◆ Exercise objective:
Please quote the material exactly, every line of it.

= = =

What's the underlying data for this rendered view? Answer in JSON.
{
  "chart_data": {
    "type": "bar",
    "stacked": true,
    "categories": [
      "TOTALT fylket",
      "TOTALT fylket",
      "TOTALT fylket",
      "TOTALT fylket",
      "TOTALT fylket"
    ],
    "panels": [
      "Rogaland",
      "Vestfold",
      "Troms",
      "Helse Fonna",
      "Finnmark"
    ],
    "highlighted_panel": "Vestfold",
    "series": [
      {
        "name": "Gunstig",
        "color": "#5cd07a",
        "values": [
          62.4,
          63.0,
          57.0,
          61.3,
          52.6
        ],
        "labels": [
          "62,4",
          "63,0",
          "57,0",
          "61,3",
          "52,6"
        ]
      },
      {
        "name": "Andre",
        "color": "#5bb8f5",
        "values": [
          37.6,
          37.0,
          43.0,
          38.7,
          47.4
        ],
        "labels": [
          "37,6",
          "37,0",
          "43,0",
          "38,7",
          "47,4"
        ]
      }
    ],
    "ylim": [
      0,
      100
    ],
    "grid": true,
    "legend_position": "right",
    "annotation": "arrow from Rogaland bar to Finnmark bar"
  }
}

= = =

◆ Answer to the task:
What's the underlying data for this rendered view? Answer in JSON.
{
  "chart_data": {
    "type": "bar",
    "stacked": true,
    "categories": [
      "TOTALT fylket",
      "TOTALT fylket",
      "TOTALT fylket",
      "TOTALT fylket",
      "TOTALT fylket"
    ],
    "panels": [
      "Rogaland",
      "Vestfold",
      "Troms",
      "Helse Fonna",
      "Finnmark"
    ],
    "highlighted_panel": "Vestfold",
    "series": [
      {
        "name": "Gunstig",
        "color": "#5cd07a",
        "values": [
          62.4,
          63.0,
          57.0,
          61.3,
          52.6
        ],
        "labels": [
          "62,4",
          "63,0",
          "57,0",
          "61,3",
          "52,6"
        ]
      },
      {
        "name": "Andre",
        "color": "#5bb8f5",
        "values": [
          37.6,
          37.0,
          43.0,
          38.7,
          47.4
        ],
        "labels": [
          "37,6",
          "37,0",
          "43,0",
          "38,7",
          "47,4"
        ]
      }
    ],
    "ylim": [
      0,
      100
    ],
    "grid": true,
    "legend_position": "right",
    "annotation": "arrow from Rogaland bar to Finnmark bar"
  }
}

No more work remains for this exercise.